** start of Passage to read **

73. Where, having regard all the facts and circumstances and the substance of the arrangement, a lump sum payment is comprised of component parts that represent both prize money and an appearance fee, the lump sum should be apportioned appropriately and subsection 12(8) should be applied to each component separately.

Will paragraph 12(8)(a) apply differently to amateur and professional sportspersons?

74. The scope of paragraph 12(8)(a) is expressed to apply to any person '...who is paid to perform or present, or to participate...' or '...is paid to provide services in connection with an activity...'. The application of the test is dependant on the character of the payments made to the sportsperson and the status of the person as either a 'professional' or an 'amateur' is irrelevant to the analysis.

75. Apart from situations where a common law employment relationship is established, a sportsperson may engage in other activities that arise from the commercial exploitation of his or her public fame or image. Whether or not these activities amount to a 'business' is also irrelevant for SGAA purposes - each of the specific rules in subsection 12(8) must be applied on their terms to each payment made.

Payments for persons providing services in connection with sport - paragraphs 12(8)(b) and 12(8)(c)

76. The scope of subsection 12(8) is further extended by paragraphs 12(8)(b) and 12(8)(c). These paragraphs state:

(b)
a person who is paid to provide services in connection with an activity referred to in paragraph (a) is an employee of the person liable to make the payment;
(c)
a person who is paid to perform services in, or in connection with, the making of any film, tape or disc or of any television or radio broadcast is an employee of the person liable to make the payment.

77. Both these paragraphs do not require a person to actively participate or perform in the sport or broadcast or other activity. However, it is a requirement of both provisions that a person actually provide services 'in connection with' the sport or broadcast, and not for some other purpose.

78. The words 'in connection with' are not technical words and should take on their ordinary meaning having regard to the context in which they appear. The term 'in connection with' has been considered by the courts in the context of the income tax legislation and as far as those cases discuss the ordinary meaning of the term are useful references for the purposes of the SGAA. A summary of the relevant case law was undertaken by Wilcox J in Our Town FM Pty Ltd v. Australian Broadcasting Tribunal:[33]

The words 'in connexion with'... do not necessarily require a causal relationship between the two things: see Commissioner for Superannuation v. Miller (1985) 63 ALR 237 at 238, 244, 247. They may be used to describe a relationship with a contemplated future event: see Koppen v. Commissioner for Community Relations (1986) 67 ALR 215 at 220; Johnson v. Johnson [1952] p 47 at 50-1. In the latter case the United Kingdom Court of Appeal applied a decision of the British Columbia Court of Appeal, Re Nanaimo Community Hotel Ltd [1945] 3 DLR 225, in which the question was whether a particular court, which was given 'jurisdiction to hear and determine all questions that may arise in connection with any assessment made under this Act', had jurisdiction to deal with a matter which preceded the issue of an assessment. The trial judge held that it did, that the phrase 'in connection with' covered matters leading up to, or which might lead up to, an assessment. He said (at 639)

** end of Passage to read **
** start of Data entries **

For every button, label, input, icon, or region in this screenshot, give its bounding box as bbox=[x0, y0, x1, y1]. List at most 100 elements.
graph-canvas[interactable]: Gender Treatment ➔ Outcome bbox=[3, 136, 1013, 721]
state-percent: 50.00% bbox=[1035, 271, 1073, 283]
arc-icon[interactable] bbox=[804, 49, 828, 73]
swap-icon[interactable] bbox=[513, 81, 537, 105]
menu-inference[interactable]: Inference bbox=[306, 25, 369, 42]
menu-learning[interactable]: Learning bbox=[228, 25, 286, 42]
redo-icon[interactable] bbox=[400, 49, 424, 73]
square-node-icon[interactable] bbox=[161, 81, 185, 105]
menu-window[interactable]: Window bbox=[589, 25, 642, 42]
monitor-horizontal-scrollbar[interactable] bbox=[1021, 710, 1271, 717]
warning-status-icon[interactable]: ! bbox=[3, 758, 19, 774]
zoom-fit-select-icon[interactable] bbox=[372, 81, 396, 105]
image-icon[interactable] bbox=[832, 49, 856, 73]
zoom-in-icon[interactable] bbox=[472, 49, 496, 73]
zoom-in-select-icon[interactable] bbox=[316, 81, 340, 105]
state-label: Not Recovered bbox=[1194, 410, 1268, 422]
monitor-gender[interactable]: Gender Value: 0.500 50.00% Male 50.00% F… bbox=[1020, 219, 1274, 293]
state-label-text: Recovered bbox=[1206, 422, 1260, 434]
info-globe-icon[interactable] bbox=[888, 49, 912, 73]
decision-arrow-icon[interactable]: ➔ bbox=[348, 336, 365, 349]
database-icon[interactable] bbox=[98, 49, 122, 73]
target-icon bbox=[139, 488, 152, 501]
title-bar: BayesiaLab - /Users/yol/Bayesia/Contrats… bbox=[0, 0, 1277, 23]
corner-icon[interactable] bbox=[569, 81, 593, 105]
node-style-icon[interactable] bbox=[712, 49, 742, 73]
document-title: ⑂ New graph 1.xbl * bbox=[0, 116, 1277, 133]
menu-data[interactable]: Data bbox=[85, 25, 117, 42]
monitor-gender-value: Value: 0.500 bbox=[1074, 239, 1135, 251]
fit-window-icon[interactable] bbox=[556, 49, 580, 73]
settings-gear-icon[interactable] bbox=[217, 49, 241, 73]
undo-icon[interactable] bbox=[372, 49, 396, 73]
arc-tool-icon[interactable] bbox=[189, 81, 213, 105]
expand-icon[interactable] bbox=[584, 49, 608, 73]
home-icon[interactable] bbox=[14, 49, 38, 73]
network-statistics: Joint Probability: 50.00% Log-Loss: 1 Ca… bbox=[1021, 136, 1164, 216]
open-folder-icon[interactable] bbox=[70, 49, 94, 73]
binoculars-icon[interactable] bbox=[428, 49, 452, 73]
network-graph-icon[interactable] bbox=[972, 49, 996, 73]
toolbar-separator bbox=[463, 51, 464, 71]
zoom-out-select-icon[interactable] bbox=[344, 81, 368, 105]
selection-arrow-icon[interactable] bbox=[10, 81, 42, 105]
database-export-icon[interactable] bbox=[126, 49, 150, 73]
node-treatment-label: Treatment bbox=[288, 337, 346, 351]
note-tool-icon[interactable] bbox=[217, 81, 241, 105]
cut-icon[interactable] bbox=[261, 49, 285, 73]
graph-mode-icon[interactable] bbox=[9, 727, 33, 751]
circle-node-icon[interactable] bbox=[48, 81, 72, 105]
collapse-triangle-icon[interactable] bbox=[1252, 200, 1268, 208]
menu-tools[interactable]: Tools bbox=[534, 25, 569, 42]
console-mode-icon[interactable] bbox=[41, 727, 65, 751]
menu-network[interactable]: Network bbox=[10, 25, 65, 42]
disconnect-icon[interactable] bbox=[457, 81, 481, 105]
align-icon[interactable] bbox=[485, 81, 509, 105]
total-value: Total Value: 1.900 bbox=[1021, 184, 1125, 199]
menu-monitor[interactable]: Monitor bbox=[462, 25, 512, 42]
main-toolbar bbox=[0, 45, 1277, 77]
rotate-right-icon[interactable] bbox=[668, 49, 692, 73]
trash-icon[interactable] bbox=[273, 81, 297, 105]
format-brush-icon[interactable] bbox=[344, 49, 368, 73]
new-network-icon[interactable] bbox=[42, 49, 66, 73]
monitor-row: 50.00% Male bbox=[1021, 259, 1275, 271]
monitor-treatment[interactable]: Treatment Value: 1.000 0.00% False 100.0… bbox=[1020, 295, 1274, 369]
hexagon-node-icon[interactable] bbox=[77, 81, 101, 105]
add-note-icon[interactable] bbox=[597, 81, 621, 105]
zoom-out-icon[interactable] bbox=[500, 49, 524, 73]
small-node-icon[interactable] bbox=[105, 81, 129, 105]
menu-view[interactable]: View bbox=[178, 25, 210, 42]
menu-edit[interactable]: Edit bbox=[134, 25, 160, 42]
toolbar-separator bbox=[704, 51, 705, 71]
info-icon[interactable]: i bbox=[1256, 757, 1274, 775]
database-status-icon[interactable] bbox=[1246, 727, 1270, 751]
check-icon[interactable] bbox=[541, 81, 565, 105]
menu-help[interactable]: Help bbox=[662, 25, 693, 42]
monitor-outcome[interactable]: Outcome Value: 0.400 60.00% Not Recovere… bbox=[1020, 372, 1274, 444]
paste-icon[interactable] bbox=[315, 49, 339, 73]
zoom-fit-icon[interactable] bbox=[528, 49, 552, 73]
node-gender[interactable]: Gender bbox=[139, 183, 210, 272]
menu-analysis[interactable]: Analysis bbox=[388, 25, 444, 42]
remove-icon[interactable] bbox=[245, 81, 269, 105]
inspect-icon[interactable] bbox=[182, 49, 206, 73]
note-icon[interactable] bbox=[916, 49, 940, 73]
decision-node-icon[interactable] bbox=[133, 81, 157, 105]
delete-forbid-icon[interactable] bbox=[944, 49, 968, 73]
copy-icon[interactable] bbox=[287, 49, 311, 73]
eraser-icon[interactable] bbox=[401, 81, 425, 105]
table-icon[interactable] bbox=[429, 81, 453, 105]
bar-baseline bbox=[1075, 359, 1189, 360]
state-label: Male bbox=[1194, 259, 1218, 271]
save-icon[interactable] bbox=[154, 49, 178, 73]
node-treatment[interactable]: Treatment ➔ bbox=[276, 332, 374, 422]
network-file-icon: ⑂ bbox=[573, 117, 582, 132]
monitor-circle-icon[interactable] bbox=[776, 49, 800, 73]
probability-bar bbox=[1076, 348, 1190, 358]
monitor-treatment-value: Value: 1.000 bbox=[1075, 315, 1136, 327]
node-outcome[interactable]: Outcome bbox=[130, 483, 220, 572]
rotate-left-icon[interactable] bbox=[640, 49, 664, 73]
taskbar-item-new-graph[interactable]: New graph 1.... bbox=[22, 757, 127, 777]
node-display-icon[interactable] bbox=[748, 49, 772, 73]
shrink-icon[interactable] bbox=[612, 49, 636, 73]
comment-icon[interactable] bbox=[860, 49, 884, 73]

** end of Data entries **

Exercise: Name every court case cited in the tax ruling excerpt. The items are separate material and have no connection to the tax ruling excerpt.

Answer to the exercise:
- Our Town FM Pty Ltd v. Australian Broadcasting Tribunal
- Commissioner for Superannuation v. Miller (1985) 63 ALR 237
- Koppen v. Commissioner for Community Relations (1986) 67 ALR 215
- Johnson v. Johnson [1952] p 47
- Re Nanaimo Community Hotel Ltd [1945] 3 DLR 225